- WHAT THIS TASK INVOLVES:
Can you print every line from the very first one down through the line containing "- date-badge: 2024年7月2日至6日: [350, 707, 774, 779]", including both of those, reproducing each character for character?

#### RECORDS FOR THE EXERCISE

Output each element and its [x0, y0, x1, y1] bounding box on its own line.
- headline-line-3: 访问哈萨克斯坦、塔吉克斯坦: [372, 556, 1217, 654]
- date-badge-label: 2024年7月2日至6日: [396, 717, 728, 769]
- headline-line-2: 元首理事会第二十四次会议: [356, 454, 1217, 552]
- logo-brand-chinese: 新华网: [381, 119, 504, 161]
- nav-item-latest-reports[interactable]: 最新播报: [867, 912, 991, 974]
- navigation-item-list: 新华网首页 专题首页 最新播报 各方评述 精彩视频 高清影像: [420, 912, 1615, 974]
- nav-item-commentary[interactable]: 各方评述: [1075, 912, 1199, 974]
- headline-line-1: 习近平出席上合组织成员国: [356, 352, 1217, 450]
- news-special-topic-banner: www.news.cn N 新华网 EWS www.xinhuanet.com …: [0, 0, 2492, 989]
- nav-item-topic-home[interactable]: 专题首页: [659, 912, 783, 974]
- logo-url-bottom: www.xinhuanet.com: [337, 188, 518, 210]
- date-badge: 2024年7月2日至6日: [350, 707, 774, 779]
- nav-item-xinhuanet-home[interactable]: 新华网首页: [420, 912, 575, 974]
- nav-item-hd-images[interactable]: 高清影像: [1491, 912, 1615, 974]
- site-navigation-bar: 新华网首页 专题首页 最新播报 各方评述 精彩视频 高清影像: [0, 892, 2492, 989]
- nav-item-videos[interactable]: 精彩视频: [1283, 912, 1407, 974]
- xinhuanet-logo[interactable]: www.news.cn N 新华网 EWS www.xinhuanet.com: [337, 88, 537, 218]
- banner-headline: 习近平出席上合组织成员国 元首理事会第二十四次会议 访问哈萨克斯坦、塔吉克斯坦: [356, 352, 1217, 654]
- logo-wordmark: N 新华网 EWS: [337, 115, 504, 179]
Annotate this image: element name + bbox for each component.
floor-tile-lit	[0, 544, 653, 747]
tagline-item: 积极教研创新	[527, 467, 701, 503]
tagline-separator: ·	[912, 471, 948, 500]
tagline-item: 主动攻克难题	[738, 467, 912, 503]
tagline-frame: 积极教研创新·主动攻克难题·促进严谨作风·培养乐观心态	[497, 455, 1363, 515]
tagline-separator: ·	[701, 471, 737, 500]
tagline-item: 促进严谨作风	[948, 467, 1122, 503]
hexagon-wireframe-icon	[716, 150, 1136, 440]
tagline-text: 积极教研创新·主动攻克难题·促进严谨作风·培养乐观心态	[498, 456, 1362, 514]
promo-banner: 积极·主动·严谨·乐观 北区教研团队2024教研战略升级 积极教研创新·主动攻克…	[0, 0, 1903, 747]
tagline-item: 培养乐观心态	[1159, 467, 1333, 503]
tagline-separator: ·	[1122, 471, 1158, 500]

########

- ANSWER BELOW:
Output each element and its [x0, y0, x1, y1] bounding box on its own line.
- headline-line-3: 访问哈萨克斯坦、塔吉克斯坦: [372, 556, 1217, 654]
- date-badge-label: 2024年7月2日至6日: [396, 717, 728, 769]
- headline-line-2: 元首理事会第二十四次会议: [356, 454, 1217, 552]
- logo-brand-chinese: 新华网: [381, 119, 504, 161]
- nav-item-latest-reports[interactable]: 最新播报: [867, 912, 991, 974]
- navigation-item-list: 新华网首页 专题首页 最新播报 各方评述 精彩视频 高清影像: [420, 912, 1615, 974]
- nav-item-commentary[interactable]: 各方评述: [1075, 912, 1199, 974]
- headline-line-1: 习近平出席上合组织成员国: [356, 352, 1217, 450]
- news-special-topic-banner: www.news.cn N 新华网 EWS www.xinhuanet.com …: [0, 0, 2492, 989]
- nav-item-topic-home[interactable]: 专题首页: [659, 912, 783, 974]
- logo-url-bottom: www.xinhuanet.com: [337, 188, 518, 210]
- date-badge: 2024年7月2日至6日: [350, 707, 774, 779]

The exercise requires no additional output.